DATA TO USE.
—————

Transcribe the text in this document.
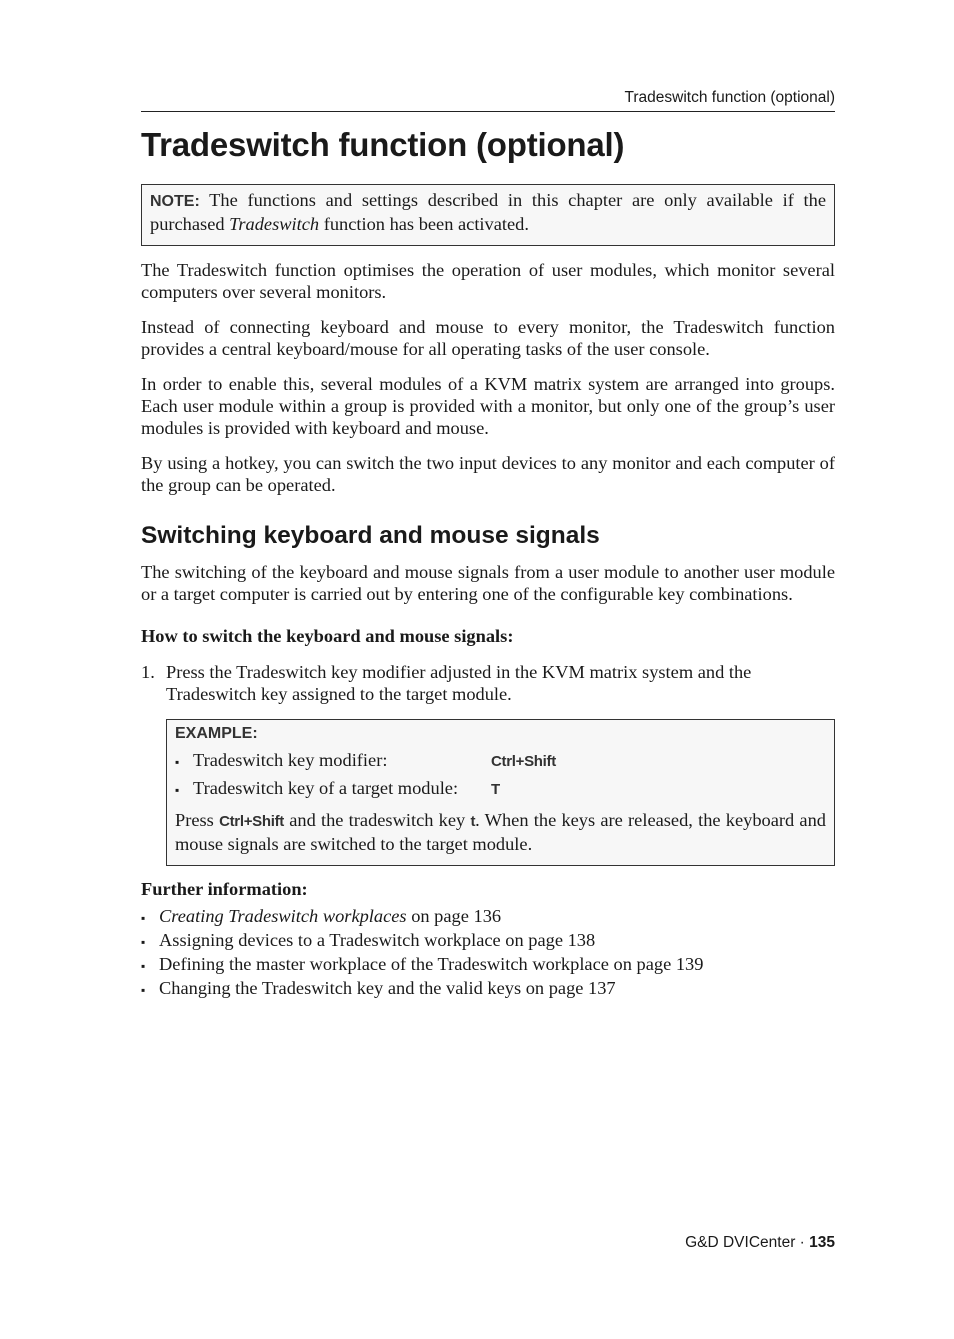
Tradeswitch function (optional)
Tradeswitch function (optional)
NOTE: The functions and settings described in this chapter are only available if the purchased Tradeswitch function has been activated.

The Tradeswitch function optimises the operation of user modules, which monitor several computers over several monitors.

Instead of connecting keyboard and mouse to every monitor, the Tradeswitch function provides a central keyboard/mouse for all operating tasks of the user console.

In order to enable this, several modules of a KVM matrix system are arranged into groups. Each user module within a group is provided with a monitor, but only one of the group’s user modules is provided with keyboard and mouse.

By using a hotkey, you can switch the two input devices to any monitor and each computer of the group can be operated.

Switching keyboard and mouse signals

The switching of the keyboard and mouse signals from a user module to another user module or a target computer is carried out by entering one of the configurable key combinations.

How to switch the keyboard and mouse signals:
1. Press the Tradeswitch key modifier adjusted in the KVM matrix system and the Tradeswitch key assigned to the target module.
EXAMPLE:
▪ Tradeswitch key modifier:	Ctrl+Shift
▪ Tradeswitch key of a target module:	T

Press Ctrl+Shift and the tradeswitch key t. When the keys are released, the keyboard and mouse signals are switched to the target module.

Further information:
▪ Creating Tradeswitch workplaces on page 136
▪ Assigning devices to a Tradeswitch workplace on page 138
▪ Defining the master workplace of the Tradeswitch workplace on page 139
▪ Changing the Tradeswitch key and the valid keys on page 137
G&D DVICenter · 135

—————

WHAT IS BEING ASKED.
Retype everything in the material word for word, minus pictures.

RESULT FOR THIS TASK.
Transcribe the text in this document.
Tradeswitch function (optional)
Tradeswitch function (optional)
NOTE: The functions and settings described in this chapter are only available if the purchased Tradeswitch function has been activated.

The Tradeswitch function optimises the operation of user modules, which monitor several computers over several monitors.

Instead of connecting keyboard and mouse to every monitor, the Tradeswitch function provides a central keyboard/mouse for all operating tasks of the user console.

In order to enable this, several modules of a KVM matrix system are arranged into groups. Each user module within a group is provided with a monitor, but only one of the group’s user modules is provided with keyboard and mouse.

By using a hotkey, you can switch the two input devices to any monitor and each computer of the group can be operated.

Switching keyboard and mouse signals

The switching of the keyboard and mouse signals from a user module to another user module or a target computer is carried out by entering one of the configurable key combinations.

How to switch the keyboard and mouse signals:
1. Press the Tradeswitch key modifier adjusted in the KVM matrix system and the Tradeswitch key assigned to the target module.
EXAMPLE:
▪ Tradeswitch key modifier:	Ctrl+Shift
▪ Tradeswitch key of a target module:	T

Press Ctrl+Shift and the tradeswitch key t. When the keys are released, the keyboard and mouse signals are switched to the target module.

Further information:
▪ Creating Tradeswitch workplaces on page 136
▪ Assigning devices to a Tradeswitch workplace on page 138
▪ Defining the master workplace of the Tradeswitch workplace on page 139
▪ Changing the Tradeswitch key and the valid keys on page 137
G&D DVICenter · 135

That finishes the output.